Entries from a dataset:

● ● ● ● ●

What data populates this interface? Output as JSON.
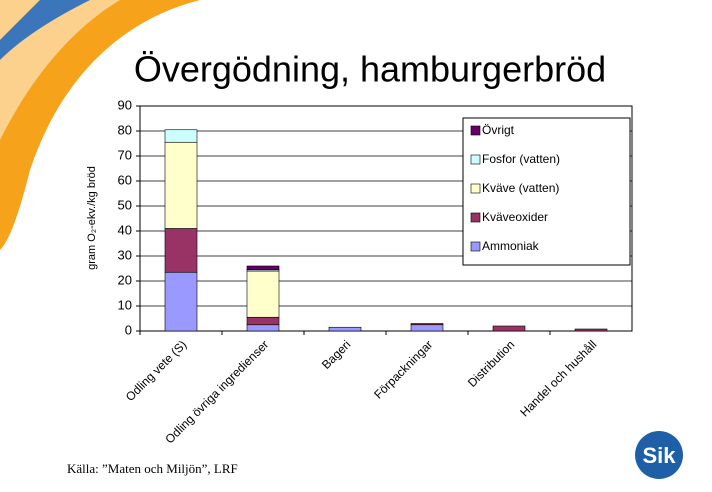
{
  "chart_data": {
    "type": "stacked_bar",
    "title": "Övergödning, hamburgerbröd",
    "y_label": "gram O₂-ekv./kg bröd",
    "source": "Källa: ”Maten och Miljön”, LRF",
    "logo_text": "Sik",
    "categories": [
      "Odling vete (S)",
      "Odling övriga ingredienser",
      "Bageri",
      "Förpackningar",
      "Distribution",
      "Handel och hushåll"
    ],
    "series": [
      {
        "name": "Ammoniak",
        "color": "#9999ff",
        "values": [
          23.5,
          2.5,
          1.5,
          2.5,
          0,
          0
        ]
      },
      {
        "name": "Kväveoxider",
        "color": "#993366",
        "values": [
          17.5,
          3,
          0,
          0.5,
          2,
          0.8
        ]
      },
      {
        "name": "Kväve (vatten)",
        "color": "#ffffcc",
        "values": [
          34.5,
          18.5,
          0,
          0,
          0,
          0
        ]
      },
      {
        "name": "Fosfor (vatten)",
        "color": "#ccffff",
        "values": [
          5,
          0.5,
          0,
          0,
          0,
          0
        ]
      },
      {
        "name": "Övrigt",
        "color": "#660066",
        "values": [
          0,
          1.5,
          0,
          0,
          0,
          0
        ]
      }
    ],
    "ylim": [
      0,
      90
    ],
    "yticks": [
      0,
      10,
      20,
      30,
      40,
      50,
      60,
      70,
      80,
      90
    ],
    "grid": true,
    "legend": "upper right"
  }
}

● ● ● ● ●

PROBLEM DESCRIPTION = Return every line of the records exactly as given, pictures excluded.

RESULT =
What data populates this interface? Output as JSON.
{
  "chart_data": {
    "type": "stacked_bar",
    "title": "Övergödning, hamburgerbröd",
    "y_label": "gram O₂-ekv./kg bröd",
    "source": "Källa: ”Maten och Miljön”, LRF",
    "logo_text": "Sik",
    "categories": [
      "Odling vete (S)",
      "Odling övriga ingredienser",
      "Bageri",
      "Förpackningar",
      "Distribution",
      "Handel och hushåll"
    ],
    "series": [
      {
        "name": "Ammoniak",
        "color": "#9999ff",
        "values": [
          23.5,
          2.5,
          1.5,
          2.5,
          0,
          0
        ]
      },
      {
        "name": "Kväveoxider",
        "color": "#993366",
        "values": [
          17.5,
          3,
          0,
          0.5,
          2,
          0.8
        ]
      },
      {
        "name": "Kväve (vatten)",
        "color": "#ffffcc",
        "values": [
          34.5,
          18.5,
          0,
          0,
          0,
          0
        ]
      },
      {
        "name": "Fosfor (vatten)",
        "color": "#ccffff",
        "values": [
          5,
          0.5,
          0,
          0,
          0,
          0
        ]
      },
      {
        "name": "Övrigt",
        "color": "#660066",
        "values": [
          0,
          1.5,
          0,
          0,
          0,
          0
        ]
      }
    ],
    "ylim": [
      0,
      90
    ],
    "yticks": [
      0,
      10,
      20,
      30,
      40,
      50,
      60,
      70,
      80,
      90
    ],
    "grid": true,
    "legend": "upper right"
  }
}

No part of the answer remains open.